**Exercise requirements**
In this exercise, reproduce all the entries that follow exactly.

──────── Records for the exercise

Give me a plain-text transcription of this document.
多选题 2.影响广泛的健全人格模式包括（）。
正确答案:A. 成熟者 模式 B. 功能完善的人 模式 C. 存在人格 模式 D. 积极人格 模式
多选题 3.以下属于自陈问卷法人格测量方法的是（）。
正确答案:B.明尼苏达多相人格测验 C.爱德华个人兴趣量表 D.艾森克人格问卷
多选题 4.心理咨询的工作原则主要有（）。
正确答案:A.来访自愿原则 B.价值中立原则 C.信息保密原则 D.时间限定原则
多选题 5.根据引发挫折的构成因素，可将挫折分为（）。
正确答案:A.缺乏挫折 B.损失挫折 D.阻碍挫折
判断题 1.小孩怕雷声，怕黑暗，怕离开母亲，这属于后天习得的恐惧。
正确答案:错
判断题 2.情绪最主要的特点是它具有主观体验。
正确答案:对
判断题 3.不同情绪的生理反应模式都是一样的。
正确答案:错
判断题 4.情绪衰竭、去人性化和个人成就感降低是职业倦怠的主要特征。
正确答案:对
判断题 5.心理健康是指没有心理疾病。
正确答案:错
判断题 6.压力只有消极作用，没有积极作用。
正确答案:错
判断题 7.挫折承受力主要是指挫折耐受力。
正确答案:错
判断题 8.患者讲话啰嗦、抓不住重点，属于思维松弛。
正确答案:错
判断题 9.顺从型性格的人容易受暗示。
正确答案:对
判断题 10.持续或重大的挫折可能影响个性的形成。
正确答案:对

────────────────

**Reply to the exercise**
Give me a plain-text transcription of this document.
多选题 2.影响广泛的健全人格模式包括（）。
正确答案:A. 成熟者 模式 B. 功能完善的人 模式 C. 存在人格 模式 D. 积极人格 模式
多选题 3.以下属于自陈问卷法人格测量方法的是（）。
正确答案:B.明尼苏达多相人格测验 C.爱德华个人兴趣量表 D.艾森克人格问卷
多选题 4.心理咨询的工作原则主要有（）。
正确答案:A.来访自愿原则 B.价值中立原则 C.信息保密原则 D.时间限定原则
多选题 5.根据引发挫折的构成因素，可将挫折分为（）。
正确答案:A.缺乏挫折 B.损失挫折 D.阻碍挫折
判断题 1.小孩怕雷声，怕黑暗，怕离开母亲，这属于后天习得的恐惧。
正确答案:错
判断题 2.情绪最主要的特点是它具有主观体验。
正确答案:对
判断题 3.不同情绪的生理反应模式都是一样的。
正确答案:错
判断题 4.情绪衰竭、去人性化和个人成就感降低是职业倦怠的主要特征。
正确答案:对
判断题 5.心理健康是指没有心理疾病。
正确答案:错
判断题 6.压力只有消极作用，没有积极作用。
正确答案:错
判断题 7.挫折承受力主要是指挫折耐受力。
正确答案:错
判断题 8.患者讲话啰嗦、抓不住重点，属于思维松弛。
正确答案:错
判断题 9.顺从型性格的人容易受暗示。
正确答案:对
判断题 10.持续或重大的挫折可能影响个性的形成。
正确答案:对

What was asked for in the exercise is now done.